▸ **AIM OF THE TASK**:
Without including any pictures, copy each entry below exactly.

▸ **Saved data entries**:
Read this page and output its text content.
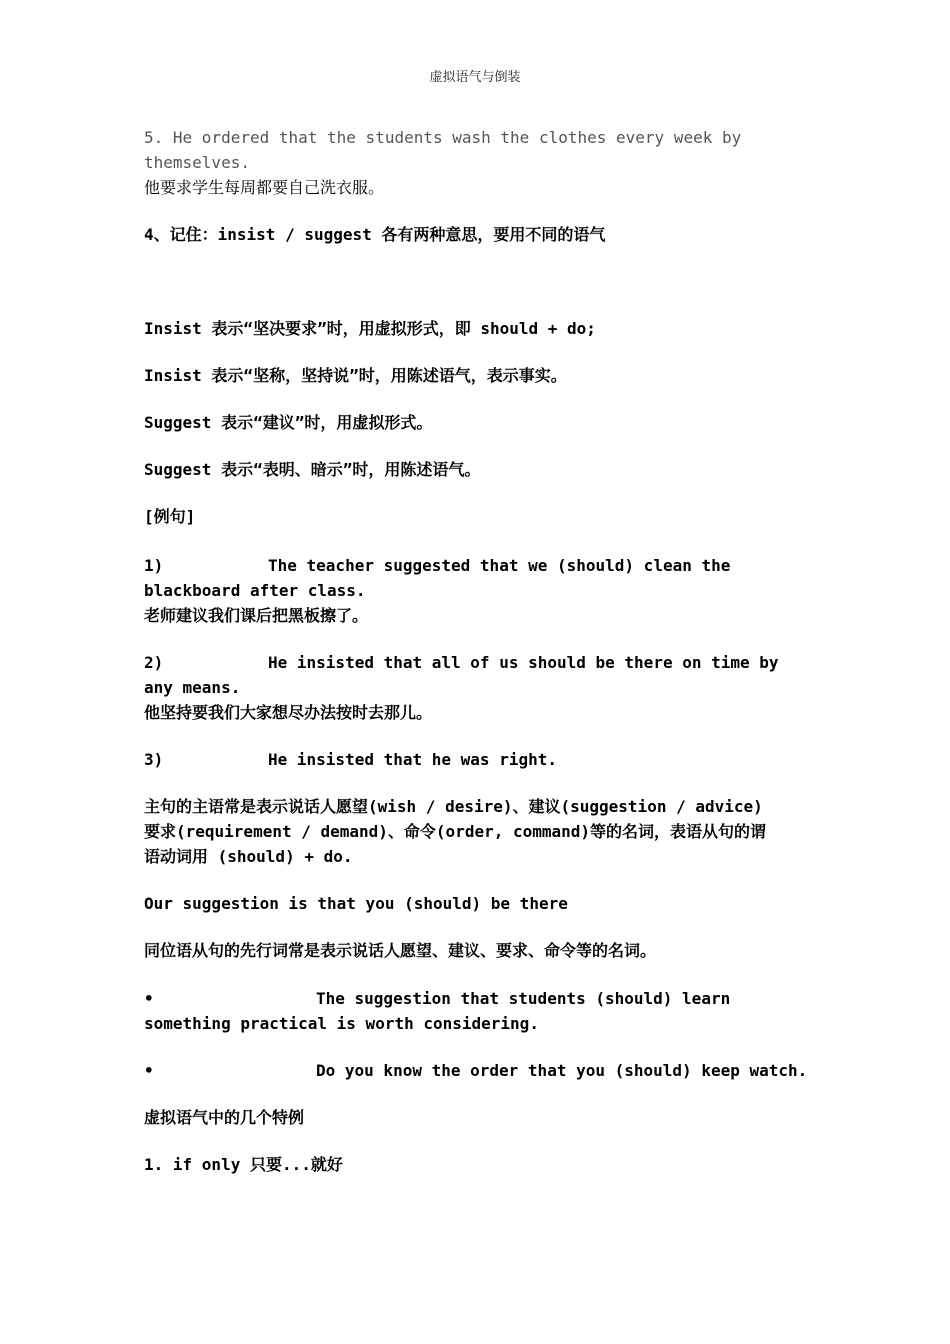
虚拟语气与倒装
5. He ordered that the students wash the clothes every week by
themselves.
他要求学生每周都要自己洗衣服。
4、记住：insist / suggest 各有两种意思，要用不同的语气
Insist 表示“坚决要求”时，用虚拟形式，即 should + do;
Insist 表示“坚称，坚持说”时，用陈述语气，表示事实。
Suggest 表示“建议”时，用虚拟形式。
Suggest 表示“表明、暗示”时，用陈述语气。
[例句]
1)	The teacher suggested that we (should) clean the
blackboard after class.
老师建议我们课后把黑板擦了。
2)	He insisted that all of us should be there on time by
any means.
他坚持要我们大家想尽办法按时去那儿。
3)	He insisted that he was right.
主句的主语常是表示说话人愿望(wish / desire)、建议(suggestion / advice)
要求(requirement / demand)、命令(order, command)等的名词，表语从句的谓
语动词用 (should) + do.
Our suggestion is that you (should) be there
同位语从句的先行词常是表示说话人愿望、建议、要求、命令等的名词。
•	The suggestion that students (should) learn
something practical is worth considering.
•	Do you know the order that you (should) keep watch.
虚拟语气中的几个特例
1. if only 只要...就好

▸ **ANSWER TO THIS TASK**:
Read this page and output its text content.
虚拟语气与倒装
5. He ordered that the students wash the clothes every week by
themselves.
他要求学生每周都要自己洗衣服。
4、记住：insist / suggest 各有两种意思，要用不同的语气
Insist 表示“坚决要求”时，用虚拟形式，即 should + do;
Insist 表示“坚称，坚持说”时，用陈述语气，表示事实。
Suggest 表示“建议”时，用虚拟形式。
Suggest 表示“表明、暗示”时，用陈述语气。
[例句]
1)	The teacher suggested that we (should) clean the
blackboard after class.
老师建议我们课后把黑板擦了。
2)	He insisted that all of us should be there on time by
any means.
他坚持要我们大家想尽办法按时去那儿。
3)	He insisted that he was right.
主句的主语常是表示说话人愿望(wish / desire)、建议(suggestion / advice)
要求(requirement / demand)、命令(order, command)等的名词，表语从句的谓
语动词用 (should) + do.
Our suggestion is that you (should) be there
同位语从句的先行词常是表示说话人愿望、建议、要求、命令等的名词。
•	The suggestion that students (should) learn
something practical is worth considering.
•	Do you know the order that you (should) keep watch.
虚拟语气中的几个特例
1. if only 只要...就好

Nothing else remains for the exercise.